• Problem details: Collect every line of the records below that contains the word "name".

• Exercise material:
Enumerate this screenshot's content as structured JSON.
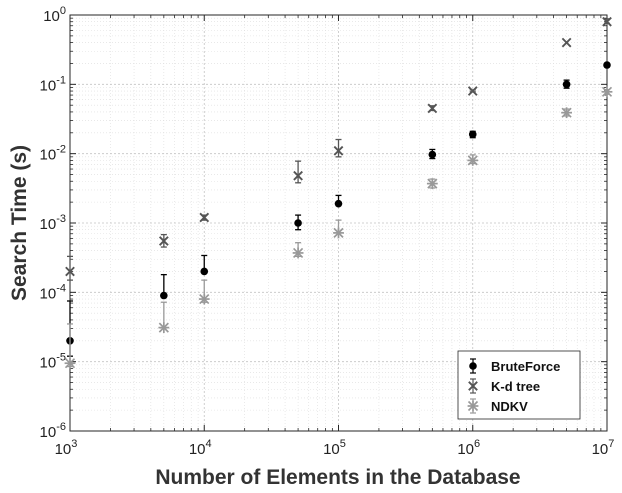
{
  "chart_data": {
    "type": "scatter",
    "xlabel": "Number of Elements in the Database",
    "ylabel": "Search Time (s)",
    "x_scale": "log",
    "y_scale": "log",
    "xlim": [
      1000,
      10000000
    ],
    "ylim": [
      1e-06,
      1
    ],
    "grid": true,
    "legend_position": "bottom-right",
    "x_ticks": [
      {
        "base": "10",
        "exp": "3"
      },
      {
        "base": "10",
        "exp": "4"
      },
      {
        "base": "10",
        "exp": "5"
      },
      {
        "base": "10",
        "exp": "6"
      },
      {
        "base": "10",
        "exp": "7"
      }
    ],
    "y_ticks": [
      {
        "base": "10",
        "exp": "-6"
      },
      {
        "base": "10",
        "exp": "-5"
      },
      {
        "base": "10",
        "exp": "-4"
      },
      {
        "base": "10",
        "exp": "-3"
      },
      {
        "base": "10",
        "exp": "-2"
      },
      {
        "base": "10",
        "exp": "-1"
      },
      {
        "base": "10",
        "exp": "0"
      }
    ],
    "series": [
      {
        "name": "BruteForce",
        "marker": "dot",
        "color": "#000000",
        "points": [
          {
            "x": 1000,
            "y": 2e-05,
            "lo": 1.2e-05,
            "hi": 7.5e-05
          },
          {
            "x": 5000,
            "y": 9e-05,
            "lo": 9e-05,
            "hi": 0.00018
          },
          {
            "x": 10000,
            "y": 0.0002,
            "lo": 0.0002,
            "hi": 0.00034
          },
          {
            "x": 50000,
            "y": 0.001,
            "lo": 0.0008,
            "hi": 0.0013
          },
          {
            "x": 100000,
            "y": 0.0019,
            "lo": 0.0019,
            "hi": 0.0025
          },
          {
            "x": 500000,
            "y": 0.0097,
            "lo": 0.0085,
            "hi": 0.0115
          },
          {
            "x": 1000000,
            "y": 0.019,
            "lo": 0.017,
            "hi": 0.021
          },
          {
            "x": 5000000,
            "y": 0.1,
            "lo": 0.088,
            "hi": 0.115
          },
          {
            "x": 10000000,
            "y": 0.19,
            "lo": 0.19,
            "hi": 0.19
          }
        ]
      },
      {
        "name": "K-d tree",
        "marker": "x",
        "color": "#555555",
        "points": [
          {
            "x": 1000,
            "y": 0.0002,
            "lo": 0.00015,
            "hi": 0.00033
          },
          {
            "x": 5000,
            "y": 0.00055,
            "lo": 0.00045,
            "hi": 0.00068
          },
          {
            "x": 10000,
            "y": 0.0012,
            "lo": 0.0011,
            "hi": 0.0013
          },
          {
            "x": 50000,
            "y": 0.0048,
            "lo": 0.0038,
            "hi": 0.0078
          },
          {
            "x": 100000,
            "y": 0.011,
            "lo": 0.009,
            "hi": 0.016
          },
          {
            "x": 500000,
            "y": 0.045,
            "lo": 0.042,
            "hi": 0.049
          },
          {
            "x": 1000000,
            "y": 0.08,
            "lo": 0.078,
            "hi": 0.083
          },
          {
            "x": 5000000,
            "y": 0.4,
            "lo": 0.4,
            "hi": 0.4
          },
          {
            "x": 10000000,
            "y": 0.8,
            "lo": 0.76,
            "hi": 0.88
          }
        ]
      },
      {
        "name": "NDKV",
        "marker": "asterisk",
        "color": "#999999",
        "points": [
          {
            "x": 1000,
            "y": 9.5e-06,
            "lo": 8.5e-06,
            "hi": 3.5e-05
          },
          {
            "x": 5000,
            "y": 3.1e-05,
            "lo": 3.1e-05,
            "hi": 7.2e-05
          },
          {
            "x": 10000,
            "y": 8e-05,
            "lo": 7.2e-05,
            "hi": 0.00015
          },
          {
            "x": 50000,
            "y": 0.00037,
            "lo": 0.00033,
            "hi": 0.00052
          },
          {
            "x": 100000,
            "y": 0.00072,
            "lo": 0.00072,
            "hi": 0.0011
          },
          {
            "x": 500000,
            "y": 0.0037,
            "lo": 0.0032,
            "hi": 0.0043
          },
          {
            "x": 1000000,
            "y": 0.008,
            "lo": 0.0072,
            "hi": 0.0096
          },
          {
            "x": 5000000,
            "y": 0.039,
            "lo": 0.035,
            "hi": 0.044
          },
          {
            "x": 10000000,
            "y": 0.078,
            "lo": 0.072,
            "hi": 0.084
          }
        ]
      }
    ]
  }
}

--

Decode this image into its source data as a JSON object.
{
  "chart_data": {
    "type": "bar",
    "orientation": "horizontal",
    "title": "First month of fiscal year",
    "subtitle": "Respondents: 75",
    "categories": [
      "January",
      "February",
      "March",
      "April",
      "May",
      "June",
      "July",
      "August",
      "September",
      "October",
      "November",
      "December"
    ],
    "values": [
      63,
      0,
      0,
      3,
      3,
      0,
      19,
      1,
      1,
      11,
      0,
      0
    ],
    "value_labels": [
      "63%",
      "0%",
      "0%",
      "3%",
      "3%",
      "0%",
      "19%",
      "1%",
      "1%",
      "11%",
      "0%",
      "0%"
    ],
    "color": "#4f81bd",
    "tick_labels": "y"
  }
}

• Exercise result:
        "name": "BruteForce",
        "name": "K-d tree",
        "name": "NDKV",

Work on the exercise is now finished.